● **Exercise description**
Your task is to quote the material that follows, in full and exactly.

[Entries taken from a collection]
◆ ◆ ◆ ◆ ◆

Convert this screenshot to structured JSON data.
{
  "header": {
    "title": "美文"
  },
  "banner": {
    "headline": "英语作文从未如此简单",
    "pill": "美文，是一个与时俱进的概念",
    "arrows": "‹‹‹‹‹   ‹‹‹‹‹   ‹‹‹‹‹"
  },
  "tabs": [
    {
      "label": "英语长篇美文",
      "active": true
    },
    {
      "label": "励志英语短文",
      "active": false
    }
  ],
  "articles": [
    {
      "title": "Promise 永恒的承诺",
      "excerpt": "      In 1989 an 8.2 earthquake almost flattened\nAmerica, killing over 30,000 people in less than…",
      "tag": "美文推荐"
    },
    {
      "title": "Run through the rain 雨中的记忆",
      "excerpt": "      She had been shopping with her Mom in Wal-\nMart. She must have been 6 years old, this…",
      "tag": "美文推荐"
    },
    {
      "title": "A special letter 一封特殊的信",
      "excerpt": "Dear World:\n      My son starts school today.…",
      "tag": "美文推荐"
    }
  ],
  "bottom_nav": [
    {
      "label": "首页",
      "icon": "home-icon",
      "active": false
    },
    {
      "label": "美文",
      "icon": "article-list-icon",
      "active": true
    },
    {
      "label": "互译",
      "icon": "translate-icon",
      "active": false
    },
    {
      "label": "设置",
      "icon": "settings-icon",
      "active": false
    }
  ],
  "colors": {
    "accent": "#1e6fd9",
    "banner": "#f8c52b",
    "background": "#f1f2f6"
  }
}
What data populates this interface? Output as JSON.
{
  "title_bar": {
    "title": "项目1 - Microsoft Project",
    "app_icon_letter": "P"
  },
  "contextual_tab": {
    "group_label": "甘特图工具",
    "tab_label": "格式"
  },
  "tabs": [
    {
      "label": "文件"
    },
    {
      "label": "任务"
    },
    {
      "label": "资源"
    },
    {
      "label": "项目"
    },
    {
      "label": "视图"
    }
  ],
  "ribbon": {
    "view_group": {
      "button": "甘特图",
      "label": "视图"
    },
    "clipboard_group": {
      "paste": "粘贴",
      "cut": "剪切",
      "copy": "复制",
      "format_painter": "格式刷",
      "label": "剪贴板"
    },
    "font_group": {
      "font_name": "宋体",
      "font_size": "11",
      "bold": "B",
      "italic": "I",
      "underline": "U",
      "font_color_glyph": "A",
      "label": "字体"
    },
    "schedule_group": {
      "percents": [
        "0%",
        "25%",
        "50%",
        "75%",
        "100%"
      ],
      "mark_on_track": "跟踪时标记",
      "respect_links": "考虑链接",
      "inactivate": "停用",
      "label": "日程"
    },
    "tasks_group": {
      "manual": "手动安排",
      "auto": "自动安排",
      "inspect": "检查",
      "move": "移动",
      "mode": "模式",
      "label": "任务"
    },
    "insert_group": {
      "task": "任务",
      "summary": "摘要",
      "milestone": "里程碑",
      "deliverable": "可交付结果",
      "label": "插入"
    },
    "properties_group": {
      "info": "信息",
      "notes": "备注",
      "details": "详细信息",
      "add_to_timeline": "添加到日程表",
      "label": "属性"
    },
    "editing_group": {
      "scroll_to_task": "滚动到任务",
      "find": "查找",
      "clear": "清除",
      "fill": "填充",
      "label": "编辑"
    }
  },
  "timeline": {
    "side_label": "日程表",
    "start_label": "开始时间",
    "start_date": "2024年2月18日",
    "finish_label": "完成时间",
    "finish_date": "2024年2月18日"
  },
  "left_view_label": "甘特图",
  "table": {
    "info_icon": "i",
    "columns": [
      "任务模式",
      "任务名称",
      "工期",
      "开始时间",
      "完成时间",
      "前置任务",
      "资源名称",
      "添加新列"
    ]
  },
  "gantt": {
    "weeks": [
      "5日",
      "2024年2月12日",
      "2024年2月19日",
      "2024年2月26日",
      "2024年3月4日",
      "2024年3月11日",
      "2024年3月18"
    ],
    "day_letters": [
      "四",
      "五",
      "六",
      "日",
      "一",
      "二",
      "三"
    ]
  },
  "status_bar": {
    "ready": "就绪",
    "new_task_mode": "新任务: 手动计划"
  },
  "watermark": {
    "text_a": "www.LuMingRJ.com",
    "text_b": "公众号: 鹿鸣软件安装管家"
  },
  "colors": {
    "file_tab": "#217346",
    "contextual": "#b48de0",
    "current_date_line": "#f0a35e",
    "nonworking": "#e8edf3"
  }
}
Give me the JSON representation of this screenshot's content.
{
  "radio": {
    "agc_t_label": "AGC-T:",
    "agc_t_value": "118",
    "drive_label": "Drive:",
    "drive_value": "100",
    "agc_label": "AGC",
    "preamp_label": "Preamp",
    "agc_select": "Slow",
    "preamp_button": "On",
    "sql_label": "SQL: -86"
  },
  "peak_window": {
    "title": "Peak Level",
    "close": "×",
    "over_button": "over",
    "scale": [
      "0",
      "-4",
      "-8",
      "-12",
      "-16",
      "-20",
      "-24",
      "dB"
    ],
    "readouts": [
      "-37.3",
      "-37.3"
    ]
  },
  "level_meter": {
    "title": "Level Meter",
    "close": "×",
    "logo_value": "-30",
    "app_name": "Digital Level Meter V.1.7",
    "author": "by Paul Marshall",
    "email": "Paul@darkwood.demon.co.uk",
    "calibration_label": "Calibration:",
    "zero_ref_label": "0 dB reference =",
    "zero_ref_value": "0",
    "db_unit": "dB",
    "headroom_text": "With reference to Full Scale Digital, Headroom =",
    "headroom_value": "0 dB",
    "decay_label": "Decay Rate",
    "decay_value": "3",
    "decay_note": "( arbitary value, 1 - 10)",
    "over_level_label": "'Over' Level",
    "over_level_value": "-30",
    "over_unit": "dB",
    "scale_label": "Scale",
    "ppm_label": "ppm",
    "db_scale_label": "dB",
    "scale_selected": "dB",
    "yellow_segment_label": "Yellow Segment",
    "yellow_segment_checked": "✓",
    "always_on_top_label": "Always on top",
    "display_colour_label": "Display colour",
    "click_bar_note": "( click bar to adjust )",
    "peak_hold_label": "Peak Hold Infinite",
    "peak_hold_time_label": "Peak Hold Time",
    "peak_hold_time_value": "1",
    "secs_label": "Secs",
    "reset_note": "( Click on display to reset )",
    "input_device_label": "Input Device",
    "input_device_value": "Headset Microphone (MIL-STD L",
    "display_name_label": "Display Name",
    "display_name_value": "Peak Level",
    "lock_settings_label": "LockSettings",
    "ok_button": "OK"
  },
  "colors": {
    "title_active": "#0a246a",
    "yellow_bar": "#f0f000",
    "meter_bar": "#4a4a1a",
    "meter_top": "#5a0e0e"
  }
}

◆ ◆ ◆ ◆ ◆

● **The reply**
Convert this screenshot to structured JSON data.
{
  "header": {
    "title": "美文"
  },
  "banner": {
    "headline": "英语作文从未如此简单",
    "pill": "美文，是一个与时俱进的概念",
    "arrows": "‹‹‹‹‹   ‹‹‹‹‹   ‹‹‹‹‹"
  },
  "tabs": [
    {
      "label": "英语长篇美文",
      "active": true
    },
    {
      "label": "励志英语短文",
      "active": false
    }
  ],
  "articles": [
    {
      "title": "Promise 永恒的承诺",
      "excerpt": "      In 1989 an 8.2 earthquake almost flattened\nAmerica, killing over 30,000 people in less than…",
      "tag": "美文推荐"
    },
    {
      "title": "Run through the rain 雨中的记忆",
      "excerpt": "      She had been shopping with her Mom in Wal-\nMart. She must have been 6 years old, this…",
      "tag": "美文推荐"
    },
    {
      "title": "A special letter 一封特殊的信",
      "excerpt": "Dear World:\n      My son starts school today.…",
      "tag": "美文推荐"
    }
  ],
  "bottom_nav": [
    {
      "label": "首页",
      "icon": "home-icon",
      "active": false
    },
    {
      "label": "美文",
      "icon": "article-list-icon",
      "active": true
    },
    {
      "label": "互译",
      "icon": "translate-icon",
      "active": false
    },
    {
      "label": "设置",
      "icon": "settings-icon",
      "active": false
    }
  ],
  "colors": {
    "accent": "#1e6fd9",
    "banner": "#f8c52b",
    "background": "#f1f2f6"
  }
}
What data populates this interface? Output as JSON.
{
  "title_bar": {
    "title": "项目1 - Microsoft Project",
    "app_icon_letter": "P"
  },
  "contextual_tab": {
    "group_label": "甘特图工具",
    "tab_label": "格式"
  },
  "tabs": [
    {
      "label": "文件"
    },
    {
      "label": "任务"
    },
    {
      "label": "资源"
    },
    {
      "label": "项目"
    },
    {
      "label": "视图"
    }
  ],
  "ribbon": {
    "view_group": {
      "button": "甘特图",
      "label": "视图"
    },
    "clipboard_group": {
      "paste": "粘贴",
      "cut": "剪切",
      "copy": "复制",
      "format_painter": "格式刷",
      "label": "剪贴板"
    },
    "font_group": {
      "font_name": "宋体",
      "font_size": "11",
      "bold": "B",
      "italic": "I",
      "underline": "U",
      "font_color_glyph": "A",
      "label": "字体"
    },
    "schedule_group": {
      "percents": [
        "0%",
        "25%",
        "50%",
        "75%",
        "100%"
      ],
      "mark_on_track": "跟踪时标记",
      "respect_links": "考虑链接",
      "inactivate": "停用",
      "label": "日程"
    },
    "tasks_group": {
      "manual": "手动安排",
      "auto": "自动安排",
      "inspect": "检查",
      "move": "移动",
      "mode": "模式",
      "label": "任务"
    },
    "insert_group": {
      "task": "任务",
      "summary": "摘要",
      "milestone": "里程碑",
      "deliverable": "可交付结果",
      "label": "插入"
    },
    "properties_group": {
      "info": "信息",
      "notes": "备注",
      "details": "详细信息",
      "add_to_timeline": "添加到日程表",
      "label": "属性"
    },
    "editing_group": {
      "scroll_to_task": "滚动到任务",
      "find": "查找",
      "clear": "清除",
      "fill": "填充",
      "label": "编辑"
    }
  },
  "timeline": {
    "side_label": "日程表",
    "start_label": "开始时间",
    "start_date": "2024年2月18日",
    "finish_label": "完成时间",
    "finish_date": "2024年2月18日"
  },
  "left_view_label": "甘特图",
  "table": {
    "info_icon": "i",
    "columns": [
      "任务模式",
      "任务名称",
      "工期",
      "开始时间",
      "完成时间",
      "前置任务",
      "资源名称",
      "添加新列"
    ]
  },
  "gantt": {
    "weeks": [
      "5日",
      "2024年2月12日",
      "2024年2月19日",
      "2024年2月26日",
      "2024年3月4日",
      "2024年3月11日",
      "2024年3月18"
    ],
    "day_letters": [
      "四",
      "五",
      "六",
      "日",
      "一",
      "二",
      "三"
    ]
  },
  "status_bar": {
    "ready": "就绪",
    "new_task_mode": "新任务: 手动计划"
  },
  "watermark": {
    "text_a": "www.LuMingRJ.com",
    "text_b": "公众号: 鹿鸣软件安装管家"
  },
  "colors": {
    "file_tab": "#217346",
    "contextual": "#b48de0",
    "current_date_line": "#f0a35e",
    "nonworking": "#e8edf3"
  }
}
Give me the JSON representation of this screenshot's content.
{
  "radio": {
    "agc_t_label": "AGC-T:",
    "agc_t_value": "118",
    "drive_label": "Drive:",
    "drive_value": "100",
    "agc_label": "AGC",
    "preamp_label": "Preamp",
    "agc_select": "Slow",
    "preamp_button": "On",
    "sql_label": "SQL: -86"
  },
  "peak_window": {
    "title": "Peak Level",
    "close": "×",
    "over_button": "over",
    "scale": [
      "0",
      "-4",
      "-8",
      "-12",
      "-16",
      "-20",
      "-24",
      "dB"
    ],
    "readouts": [
      "-37.3",
      "-37.3"
    ]
  },
  "level_meter": {
    "title": "Level Meter",
    "close": "×",
    "logo_value": "-30",
    "app_name": "Digital Level Meter V.1.7",
    "author": "by Paul Marshall",
    "email": "Paul@darkwood.demon.co.uk",
    "calibration_label": "Calibration:",
    "zero_ref_label": "0 dB reference =",
    "zero_ref_value": "0",
    "db_unit": "dB",
    "headroom_text": "With reference to Full Scale Digital, Headroom =",
    "headroom_value": "0 dB",
    "decay_label": "Decay Rate",
    "decay_value": "3",
    "decay_note": "( arbitary value, 1 - 10)",
    "over_level_label": "'Over' Level",
    "over_level_value": "-30",
    "over_unit": "dB",
    "scale_label": "Scale",
    "ppm_label": "ppm",
    "db_scale_label": "dB",
    "scale_selected": "dB",
    "yellow_segment_label": "Yellow Segment",
    "yellow_segment_checked": "✓",
    "always_on_top_label": "Always on top",
    "display_colour_label": "Display colour",
    "click_bar_note": "( click bar to adjust )",
    "peak_hold_label": "Peak Hold Infinite",
    "peak_hold_time_label": "Peak Hold Time",
    "peak_hold_time_value": "1",
    "secs_label": "Secs",
    "reset_note": "( Click on display to reset )",
    "input_device_label": "Input Device",
    "input_device_value": "Headset Microphone (MIL-STD L",
    "display_name_label": "Display Name",
    "display_name_value": "Peak Level",
    "lock_settings_label": "LockSettings",
    "ok_button": "OK"
  },
  "colors": {
    "title_active": "#0a246a",
    "yellow_bar": "#f0f000",
    "meter_bar": "#4a4a1a",
    "meter_top": "#5a0e0e"
  }
}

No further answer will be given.